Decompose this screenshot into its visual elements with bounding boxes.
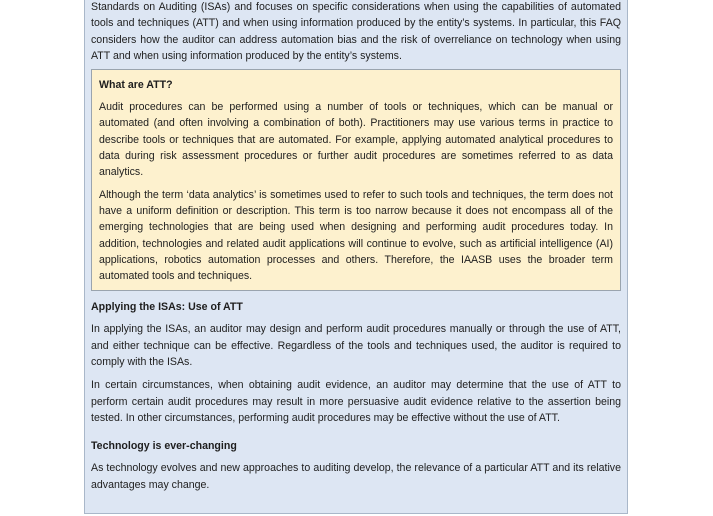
section-heading: Applying the ISAs: Use of ATT	[91, 301, 243, 314]
section-applying-isas	[91, 299, 621, 426]
section-paragraph: As technology evolves and new approaches to auditing develop, the relevance of a particular ATT and its relative advantages may change.	[91, 462, 621, 491]
document-page	[84, 0, 628, 514]
callout-paragraph: Although the term ‘data analytics’ is sometimes used to refer to such tools and techniques, the term does not have a uniform definition or description. This term is too narrow because it does not encompass all of the emerging technologies that are being used when designing and performing audit procedures today. In addition, technologies and related audit applications will continue to evolve, such as artificial intelligence (AI) applications, robotics automation processes and others. Therefore, the IAASB uses the broader term automated tools and techniques.	[99, 188, 613, 283]
intro-paragraph: Standards on Auditing (ISAs) and focuses on specific considerations when using the capabilities of automated tools and techniques (ATT) and when using information produced by the entity’s systems. In particular, this FAQ considers how the auditor can address automation bias and the risk of overreliance on technology when using ATT and when using information produced by the entity’s systems.	[91, 1, 621, 62]
section-heading: Technology is ever-changing	[91, 440, 237, 453]
section-technology-changing	[91, 438, 621, 493]
att-definition-callout	[91, 69, 621, 291]
callout-heading: What are ATT?	[99, 79, 173, 92]
section-paragraph: In certain circumstances, when obtaining audit evidence, an auditor may determine that the use of ATT to perform certain audit procedures may result in more persuasive audit evidence relative to the assertion being tested. In other circumstances, performing audit procedures may be effective without the use of ATT.	[91, 379, 621, 424]
section-paragraph: In applying the ISAs, an auditor may design and perform audit procedures manually or through the use of ATT, and either technique can be effective. Regardless of the tools and techniques used, the auditor is required to comply with the ISAs.	[91, 323, 621, 369]
callout-paragraph: Audit procedures can be performed using a number of tools or techniques, which can be manual or automated (and often involving a combination of both). Practitioners may use various terms in practice to describe tools or techniques that are automated. For example, applying automated analytical procedures to data during risk assessment procedures or further audit procedures are sometimes referred to as data analytics.	[99, 101, 613, 179]
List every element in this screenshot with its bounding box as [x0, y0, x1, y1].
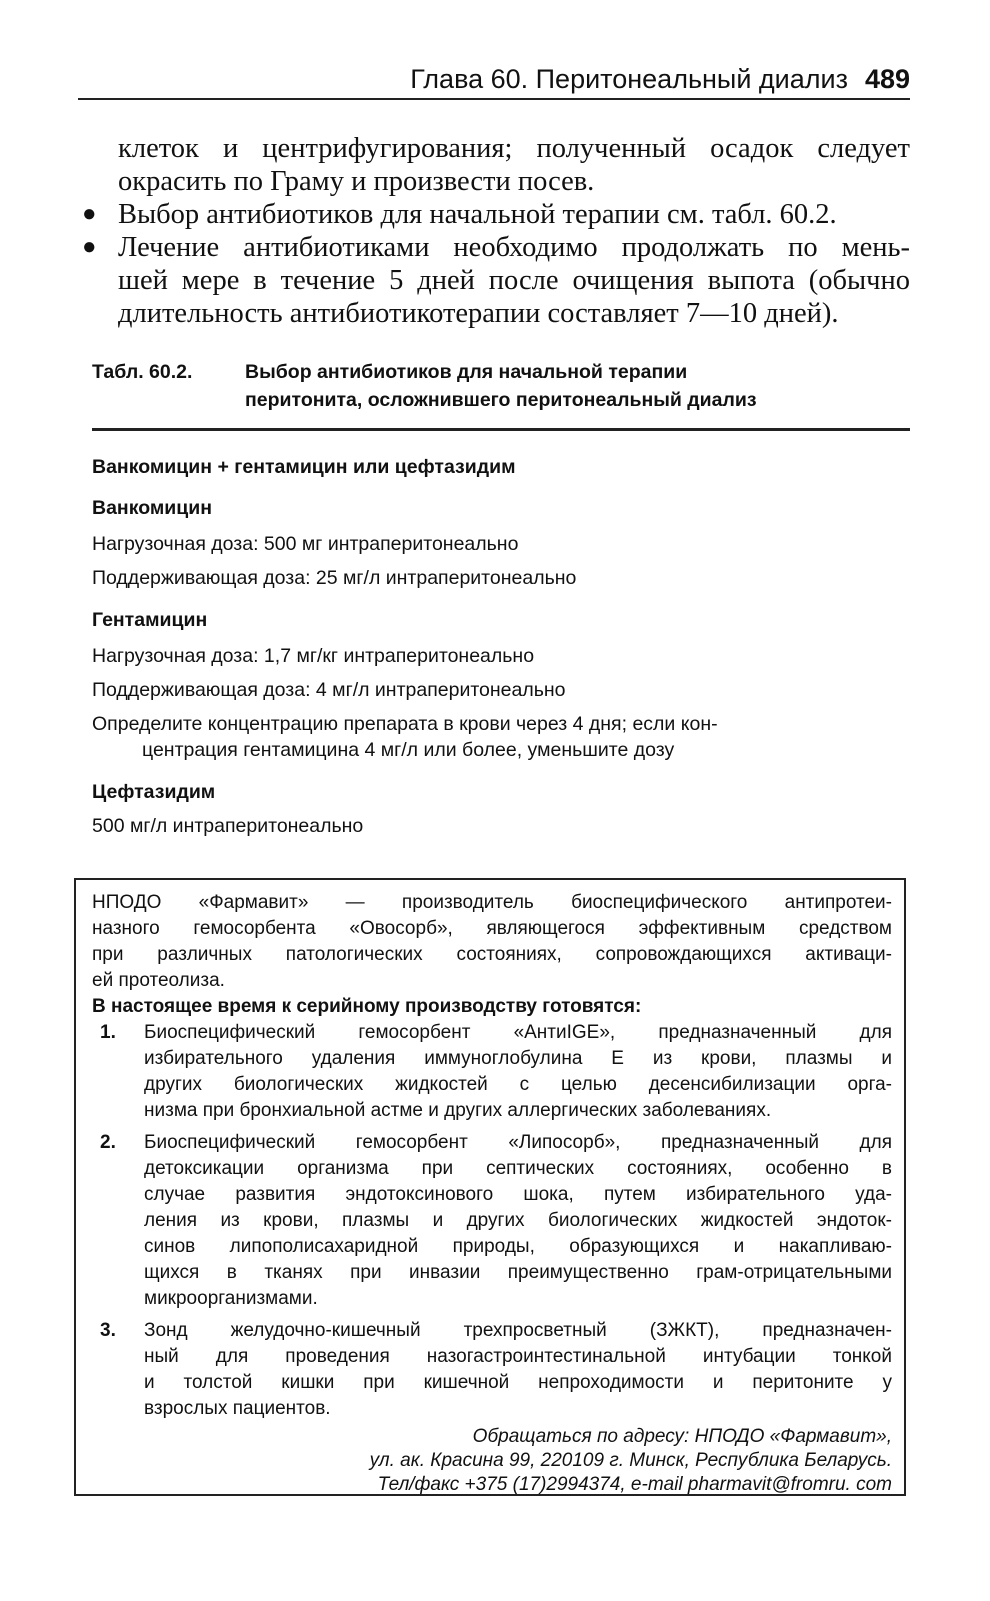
ad-item-line: Биоспецифический гемосорбент «АнтиIGE», предназначенный для — [144, 1022, 892, 1043]
table-title-line: Выбор антибиотиков для начальной терапии — [245, 361, 688, 383]
drug-heading-ceftazidime: Цефтазидим — [92, 781, 216, 803]
ad-item-line: Биоспецифический гемосорбент «Липосорб», предназначенный для — [144, 1132, 892, 1153]
bullet-item — [82, 198, 910, 231]
contact-line: Тел/факс +375 (17)2994374, e-mail pharmavit@fromru. com — [377, 1474, 892, 1495]
ad-item-line: микроорганизмами. — [144, 1288, 318, 1309]
ad-heading: В настоящее время к серийному производству готовятся: — [92, 996, 642, 1017]
gentamicin-note-line: центрация гентамицина 4 мг/л или более, уменьшите дозу — [142, 739, 675, 761]
table-title — [245, 358, 905, 414]
ad-item-line: ления из крови, плазмы и других биологических жидкостей эндоток- — [144, 1210, 892, 1231]
ad-text-line: НПОДО «Фармавит» — производитель биоспецифического антипротеи- — [92, 892, 892, 913]
ad-item-line: и толстой кишки при кишечной непроходимости и перитоните у — [144, 1372, 892, 1393]
contact-line: Обращаться по адресу: НПОДО «Фармавит», — [472, 1426, 892, 1447]
bullet-item — [82, 231, 910, 330]
running-header — [78, 58, 910, 100]
table-title-line: перитонита, осложнившего перитонеальный диализ — [245, 389, 757, 411]
page-number: 489 — [864, 64, 910, 94]
table-label: Табл. 60.2. — [92, 361, 193, 383]
vancomycin-maintenance-dose: Поддерживающая доза: 25 мг/л интраперитонеально — [92, 567, 577, 589]
text-line: Выбор антибиотиков для начальной терапии см. табл. 60.2. — [118, 199, 837, 230]
table-top-rule — [92, 428, 910, 431]
gentamicin-note-line: Определите концентрацию препарата в крови через 4 дня; если кон- — [92, 713, 718, 735]
ad-item-number: 1. — [100, 1022, 116, 1043]
ad-item-line: случае развития эндотоксинового шока, путем избирательного уда- — [144, 1184, 892, 1205]
ad-intro — [92, 890, 892, 1020]
ad-item-line: детоксикации организма при септических состояниях, особенно в — [144, 1158, 892, 1179]
text-line: Лечение антибиотиками необходимо продолжать по мень- — [118, 232, 910, 263]
text-line: длительность антибиотикотерапии составляет 7—10 дней). — [118, 298, 839, 329]
regimen-heading: Ванкомицин + гентамицин или цефтазидим — [92, 456, 516, 478]
bullet-icon: ● — [82, 234, 97, 260]
text-line: клеток и центрифугирования; полученный осадок следует — [118, 133, 910, 164]
gentamicin-maintenance-dose: Поддерживающая доза: 4 мг/л интраперитонеально — [92, 679, 566, 701]
ad-text-line: ей протеолиза. — [92, 970, 225, 991]
gentamicin-loading-dose: Нагрузочная доза: 1,7 мг/кг интраперитонеально — [92, 645, 535, 667]
contact-line: ул. ак. Красина 99, 220109 г. Минск, Республика Беларусь. — [369, 1450, 892, 1471]
vancomycin-loading-dose: Нагрузочная доза: 500 мг интраперитонеально — [92, 533, 519, 555]
continued-paragraph — [118, 132, 910, 198]
text-line: окрасить по Граму и произвести посев. — [118, 166, 595, 197]
drug-heading-gentamicin: Гентамицин — [92, 609, 208, 631]
bullet-icon: ● — [82, 201, 97, 227]
ad-item-line: Зонд желудочно-кишечный трехпросветный (ЗЖКТ), предназначен- — [144, 1320, 892, 1341]
drug-heading-vancomycin: Ванкомицин — [92, 497, 213, 519]
ceftazidime-dose: 500 мг/л интраперитонеально — [92, 815, 364, 837]
ad-item-line: ный для проведения назогастроинтестинальной интубации тонкой — [144, 1346, 892, 1367]
ad-item-line: синов липополисахаридной природы, образующихся и накапливаю- — [144, 1236, 892, 1257]
ad-item-line: щихся в тканях при инвазии преимущественно грам-отрицательными — [144, 1262, 892, 1283]
ad-item-line: избирательного удаления иммуноглобулина Е из крови, плазмы и — [144, 1048, 892, 1069]
ad-text-line: назного гемосорбента «Овосорб», являющегося эффективным средством — [92, 918, 892, 939]
text-line: шей мере в течение 5 дней после очищения выпота (обычно — [118, 265, 910, 296]
ad-item-line: взрослых пациентов. — [144, 1398, 331, 1419]
ad-text-line: при различных патологических состояниях, сопровождающихся активаци- — [92, 944, 892, 965]
ad-item-line: низма при бронхиальной астме и других аллергических заболеваниях. — [144, 1100, 772, 1121]
chapter-title: Глава 60. Перитонеальный диализ — [410, 64, 848, 94]
ad-item-number: 2. — [100, 1132, 116, 1153]
ad-item-line: других биологических жидкостей с целью десенсибилизации орга- — [144, 1074, 892, 1095]
ad-item-number: 3. — [100, 1320, 116, 1341]
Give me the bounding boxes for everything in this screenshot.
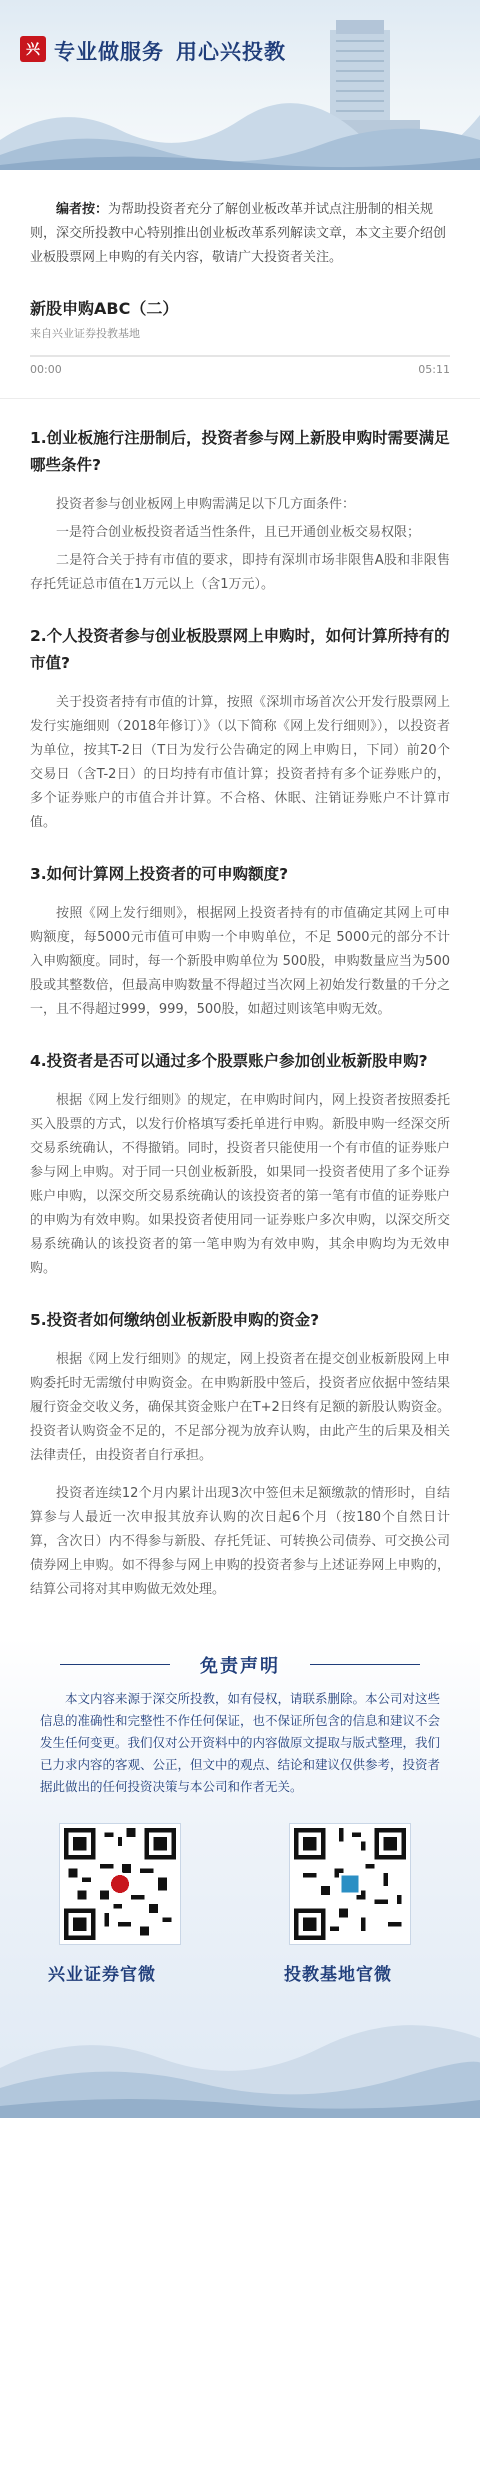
section-question: 5.投资者如何缴纳创业板新股申购的资金? bbox=[30, 1311, 320, 1329]
section-paragraph: 投资者参与创业板网上申购需满足以下几方面条件： bbox=[56, 497, 356, 512]
slogan-right: 用心兴投教 bbox=[176, 39, 286, 64]
qr-label-investor-education: 投教基地官微 bbox=[284, 1965, 392, 1985]
section-paragraph: 一是符合创业板投资者适当性条件，且已开通创业板交易权限； bbox=[56, 525, 421, 540]
header-banner bbox=[0, 0, 480, 170]
section-paragraph: 按照《网上发行细则》，根据网上投资者持有的市值确定其网上可申购额度，每5000元市值可申购一个申购单位，不足 5000元的部分不计入申购额度。同时，每一个新股申购单位为 500股，申购数量应当为500股或其整数倍，但最高申购数量不得超过当次网上初始发行数量的千分之一，且不得超过999，999，500股，如超过则该笔申购无效。 bbox=[30, 906, 450, 1017]
audio-duration: 05:11 bbox=[418, 363, 450, 376]
qr-label-xingye: 兴业证券官微 bbox=[48, 1965, 156, 1985]
section-2 bbox=[30, 623, 450, 835]
disclaimer-text: 本文内容来源于深交所投教，如有侵权，请联系删除。本公司对这些信息的准确性和完整性不作任何保证，也不保证所包含的信息和建议不会发生任何变更。我们仅对公开资料中的内容做原文提取与版式整理，我们已力求内容的客观、公正，但文中的观点、结论和建议仅供参考，投资者据此做出的任何投资决策与本公司和作者无关。 bbox=[40, 1691, 441, 1794]
slogan-left: 专业做服务 bbox=[54, 39, 164, 64]
section-5 bbox=[30, 1307, 450, 1602]
section-paragraph: 二是符合关于持有市值的要求，即持有深圳市场非限售A股和非限售存托凭证总市值在1万元以上（含1万元）。 bbox=[30, 553, 450, 592]
mountain-illustration bbox=[0, 60, 480, 170]
section-4 bbox=[30, 1048, 450, 1281]
mountain-illustration bbox=[0, 1998, 480, 2118]
audio-source: 来自兴业证券投教基地 bbox=[30, 327, 140, 340]
section-question: 4.投资者是否可以通过多个股票账户参加创业板新股申购? bbox=[30, 1052, 428, 1070]
audio-current-time: 00:00 bbox=[30, 363, 62, 376]
section-question: 2.个人投资者参与创业板股票网上申购时，如何计算所持有的市值? bbox=[30, 627, 450, 672]
section-paragraph: 根据《网上发行细则》的规定，在申购时间内，网上投资者按照委托买入股票的方式，以发行价格填写委托单进行申购。新股申购一经深交所交易系统确认，不得撤销。同时，投资者只能使用一个有市值的证券账户参与网上申购。对于同一只创业板新股，如果同一投资者使用了多个证券账户申购，以深交所交易系统确认的该投资者的第一笔有市值的证券账户的申购为有效申购。如果投资者使用同一证券账户多次申购，以深交所交易系统确认的该投资者的第一笔申购为有效申购，其余申购均为无效申购。 bbox=[30, 1093, 450, 1276]
section-paragraph: 关于投资者持有市值的计算，按照《深圳市场首次公开发行股票网上发行实施细则（2018年修订）》（以下简称《网上发行细则》），以投资者为单位，按其T-2日（T日为发行公告确定的网上申购日，下同）前20个交易日（含T-2日）的日均持有市值计算；投资者持有多个证券账户的，多个证券账户的市值合并计算。不合格、休眠、注销证券账户不计算市值。 bbox=[30, 695, 450, 830]
title-rule-right bbox=[310, 1664, 420, 1665]
audio-progress-bar[interactable] bbox=[30, 355, 450, 357]
section-3 bbox=[30, 861, 450, 1022]
editor-note bbox=[30, 198, 450, 270]
qr-code-xingye[interactable] bbox=[60, 1824, 180, 1944]
section-question: 1.创业板施行注册制后，投资者参与网上新股申购时需要满足哪些条件? bbox=[30, 429, 450, 474]
audio-player[interactable] bbox=[30, 296, 450, 376]
section-1 bbox=[30, 425, 450, 597]
disclaimer-title: 免责声明 bbox=[200, 1656, 280, 1677]
editor-note-text: 为帮助投资者充分了解创业板改革并试点注册制的相关规则，深交所投教中心特别推出创业板改革系列解读文章，本文主要介绍创业板股票网上申购的有关内容，敬请广大投资者关注。 bbox=[30, 202, 447, 265]
brand-logo: 兴 bbox=[20, 36, 46, 62]
section-paragraph: 投资者连续12个月内累计出现3次中签但未足额缴款的情形时，自结算参与人最近一次申报其放弃认购的次日起6个月（按180个自然日计算，含次日）内不得参与新股、存托凭证、可转换公司债券、可交换公司债券网上申购。如不得参与网上申购的投资者参与上述证券网上申购的，结算公司将对其申购做无效处理。 bbox=[30, 1486, 450, 1597]
title-rule-left bbox=[60, 1664, 170, 1665]
section-paragraph: 根据《网上发行细则》的规定，网上投资者在提交创业板新股网上申购委托时无需缴付申购资金。在申购新股中签后，投资者应依据中签结果履行资金交收义务，确保其资金账户在T+2日终有足额的新股认购资金。投资者认购资金不足的，不足部分视为放弃认购，由此产生的后果及相关法律责任，由投资者自行承担。 bbox=[30, 1352, 450, 1463]
divider bbox=[0, 398, 480, 399]
disclaimer-panel bbox=[0, 1638, 480, 2118]
qr-code-investor-education[interactable] bbox=[290, 1824, 410, 1944]
audio-title: 新股申购ABC（二） bbox=[30, 299, 179, 318]
editor-note-label: 编者按： bbox=[56, 202, 109, 217]
section-question: 3.如何计算网上投资者的可申购额度? bbox=[30, 865, 289, 883]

-------

▸ Work to be completed:
In the part that opens with the line containing "section-heading: Applying the" and closes with the line containing "0, 628, 514]", substitute "assurance" for "auditing" and give those lines again with nothing else changed.

▸ Task result:
section-heading: Applying the ISAs: Use of ATT	[91, 301, 243, 314]
section-applying-isas	[91, 299, 621, 426]
section-paragraph: As technology evolves and new approaches to assurance develop, the relevance of a particular ATT and its relative advantages may change.	[91, 462, 621, 491]
document-page	[84, 0, 628, 514]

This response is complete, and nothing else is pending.